Task directions ▸
Write the material out again, line by line, exactly as it is.

── Data excerpts

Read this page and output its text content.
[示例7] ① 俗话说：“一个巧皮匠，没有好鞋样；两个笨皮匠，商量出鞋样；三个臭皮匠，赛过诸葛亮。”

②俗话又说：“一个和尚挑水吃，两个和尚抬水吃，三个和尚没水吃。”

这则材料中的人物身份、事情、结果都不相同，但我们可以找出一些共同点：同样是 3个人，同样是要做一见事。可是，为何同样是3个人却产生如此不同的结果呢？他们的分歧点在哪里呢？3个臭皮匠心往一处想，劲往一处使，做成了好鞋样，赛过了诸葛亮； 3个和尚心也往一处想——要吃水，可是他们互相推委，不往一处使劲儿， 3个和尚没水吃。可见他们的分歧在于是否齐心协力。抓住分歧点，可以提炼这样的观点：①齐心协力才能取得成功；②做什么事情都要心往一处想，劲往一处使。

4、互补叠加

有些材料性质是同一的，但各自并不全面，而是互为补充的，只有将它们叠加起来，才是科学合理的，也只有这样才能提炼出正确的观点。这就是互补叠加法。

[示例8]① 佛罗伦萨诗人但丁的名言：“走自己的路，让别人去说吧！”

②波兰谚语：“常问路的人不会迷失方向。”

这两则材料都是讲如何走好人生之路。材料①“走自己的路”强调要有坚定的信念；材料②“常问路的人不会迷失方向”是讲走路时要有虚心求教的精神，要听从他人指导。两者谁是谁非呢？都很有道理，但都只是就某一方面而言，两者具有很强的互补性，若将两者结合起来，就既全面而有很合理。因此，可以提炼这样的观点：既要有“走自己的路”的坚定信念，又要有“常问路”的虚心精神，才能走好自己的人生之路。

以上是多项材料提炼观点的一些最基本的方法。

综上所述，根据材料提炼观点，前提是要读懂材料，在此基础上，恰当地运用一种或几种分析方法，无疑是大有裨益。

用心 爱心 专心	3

────

Full response ▸
Read this page and output its text content.
[示例7] ① 俗话说：“一个巧皮匠，没有好鞋样；两个笨皮匠，商量出鞋样；三个臭皮匠，赛过诸葛亮。”

②俗话又说：“一个和尚挑水吃，两个和尚抬水吃，三个和尚没水吃。”

这则材料中的人物身份、事情、结果都不相同，但我们可以找出一些共同点：同样是 3个人，同样是要做一见事。可是，为何同样是3个人却产生如此不同的结果呢？他们的分歧点在哪里呢？3个臭皮匠心往一处想，劲往一处使，做成了好鞋样，赛过了诸葛亮； 3个和尚心也往一处想——要吃水，可是他们互相推委，不往一处使劲儿， 3个和尚没水吃。可见他们的分歧在于是否齐心协力。抓住分歧点，可以提炼这样的观点：①齐心协力才能取得成功；②做什么事情都要心往一处想，劲往一处使。

4、互补叠加

有些材料性质是同一的，但各自并不全面，而是互为补充的，只有将它们叠加起来，才是科学合理的，也只有这样才能提炼出正确的观点。这就是互补叠加法。

[示例8]① 佛罗伦萨诗人但丁的名言：“走自己的路，让别人去说吧！”

②波兰谚语：“常问路的人不会迷失方向。”

这两则材料都是讲如何走好人生之路。材料①“走自己的路”强调要有坚定的信念；材料②“常问路的人不会迷失方向”是讲走路时要有虚心求教的精神，要听从他人指导。两者谁是谁非呢？都很有道理，但都只是就某一方面而言，两者具有很强的互补性，若将两者结合起来，就既全面而有很合理。因此，可以提炼这样的观点：既要有“走自己的路”的坚定信念，又要有“常问路”的虚心精神，才能走好自己的人生之路。

以上是多项材料提炼观点的一些最基本的方法。

综上所述，根据材料提炼观点，前提是要读懂材料，在此基础上，恰当地运用一种或几种分析方法，无疑是大有裨益。

用心 爱心 专心	3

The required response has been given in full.